GIVEN ENTRIES -
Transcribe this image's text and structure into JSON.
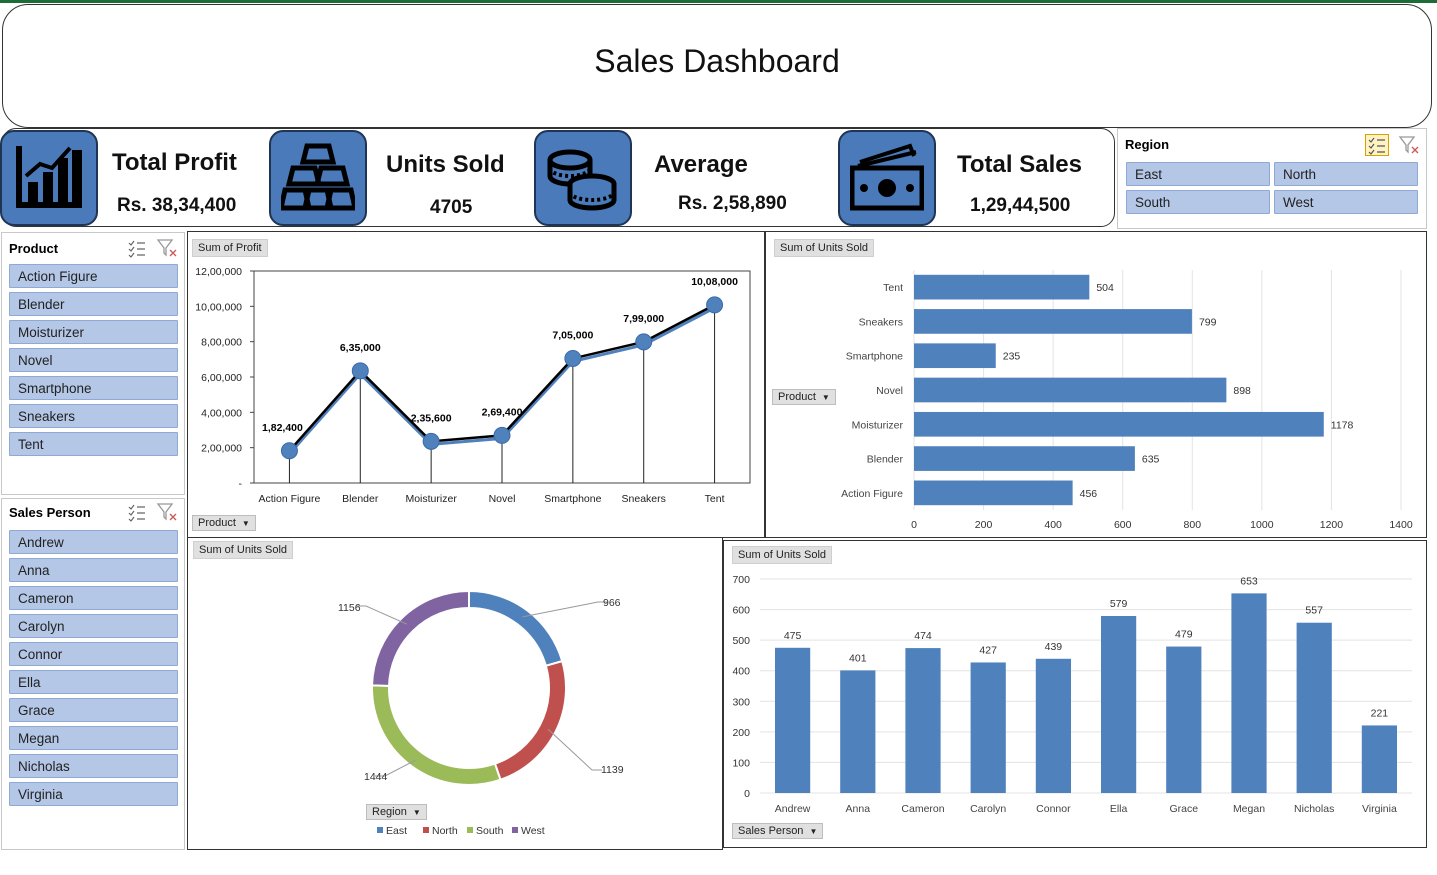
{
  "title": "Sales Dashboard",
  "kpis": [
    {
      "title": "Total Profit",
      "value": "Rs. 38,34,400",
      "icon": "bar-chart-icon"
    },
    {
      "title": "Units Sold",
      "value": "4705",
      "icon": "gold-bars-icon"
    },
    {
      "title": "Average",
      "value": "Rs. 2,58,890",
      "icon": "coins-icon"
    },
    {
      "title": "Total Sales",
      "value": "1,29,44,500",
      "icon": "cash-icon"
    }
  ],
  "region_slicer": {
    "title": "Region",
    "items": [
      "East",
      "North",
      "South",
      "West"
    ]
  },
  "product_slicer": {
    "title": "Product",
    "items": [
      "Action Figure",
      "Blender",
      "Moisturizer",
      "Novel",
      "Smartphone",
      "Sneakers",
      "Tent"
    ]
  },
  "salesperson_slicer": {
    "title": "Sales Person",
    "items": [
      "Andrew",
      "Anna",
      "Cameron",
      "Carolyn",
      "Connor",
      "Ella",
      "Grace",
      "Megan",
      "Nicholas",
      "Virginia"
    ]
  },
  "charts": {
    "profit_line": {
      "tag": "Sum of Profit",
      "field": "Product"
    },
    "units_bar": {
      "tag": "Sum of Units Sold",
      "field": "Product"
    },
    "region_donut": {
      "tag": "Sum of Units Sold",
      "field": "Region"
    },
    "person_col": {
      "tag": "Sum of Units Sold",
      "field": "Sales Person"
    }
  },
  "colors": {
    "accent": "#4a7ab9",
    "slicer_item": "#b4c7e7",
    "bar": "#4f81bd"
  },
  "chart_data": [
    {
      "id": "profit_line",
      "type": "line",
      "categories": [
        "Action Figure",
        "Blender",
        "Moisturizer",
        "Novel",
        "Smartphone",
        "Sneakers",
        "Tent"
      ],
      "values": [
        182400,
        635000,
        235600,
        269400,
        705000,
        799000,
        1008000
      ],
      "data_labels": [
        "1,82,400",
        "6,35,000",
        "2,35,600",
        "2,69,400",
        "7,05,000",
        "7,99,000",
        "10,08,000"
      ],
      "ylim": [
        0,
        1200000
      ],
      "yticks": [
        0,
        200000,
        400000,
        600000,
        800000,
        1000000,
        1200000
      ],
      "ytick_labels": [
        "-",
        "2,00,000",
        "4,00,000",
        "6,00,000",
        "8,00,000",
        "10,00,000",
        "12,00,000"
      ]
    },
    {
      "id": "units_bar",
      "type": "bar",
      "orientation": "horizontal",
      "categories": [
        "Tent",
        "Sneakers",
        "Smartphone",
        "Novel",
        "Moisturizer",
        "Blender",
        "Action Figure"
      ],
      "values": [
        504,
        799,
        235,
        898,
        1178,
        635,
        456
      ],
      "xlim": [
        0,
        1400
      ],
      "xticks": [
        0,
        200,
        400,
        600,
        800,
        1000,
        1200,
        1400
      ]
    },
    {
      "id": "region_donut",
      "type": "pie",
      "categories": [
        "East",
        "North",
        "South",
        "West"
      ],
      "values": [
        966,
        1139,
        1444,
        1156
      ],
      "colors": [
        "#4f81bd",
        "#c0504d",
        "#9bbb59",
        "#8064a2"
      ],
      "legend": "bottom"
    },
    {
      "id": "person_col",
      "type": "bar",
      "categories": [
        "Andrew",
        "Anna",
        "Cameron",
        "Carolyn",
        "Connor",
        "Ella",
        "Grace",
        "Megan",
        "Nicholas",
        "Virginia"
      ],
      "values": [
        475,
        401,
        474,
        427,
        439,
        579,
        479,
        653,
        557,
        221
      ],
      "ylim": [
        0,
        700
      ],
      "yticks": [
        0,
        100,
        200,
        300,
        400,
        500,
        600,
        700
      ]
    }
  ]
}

AIM -
Of the lines in this listing, report how many contain the string "Total", and give the number only.

SOLUTION FOR THIS PROBLEM -
2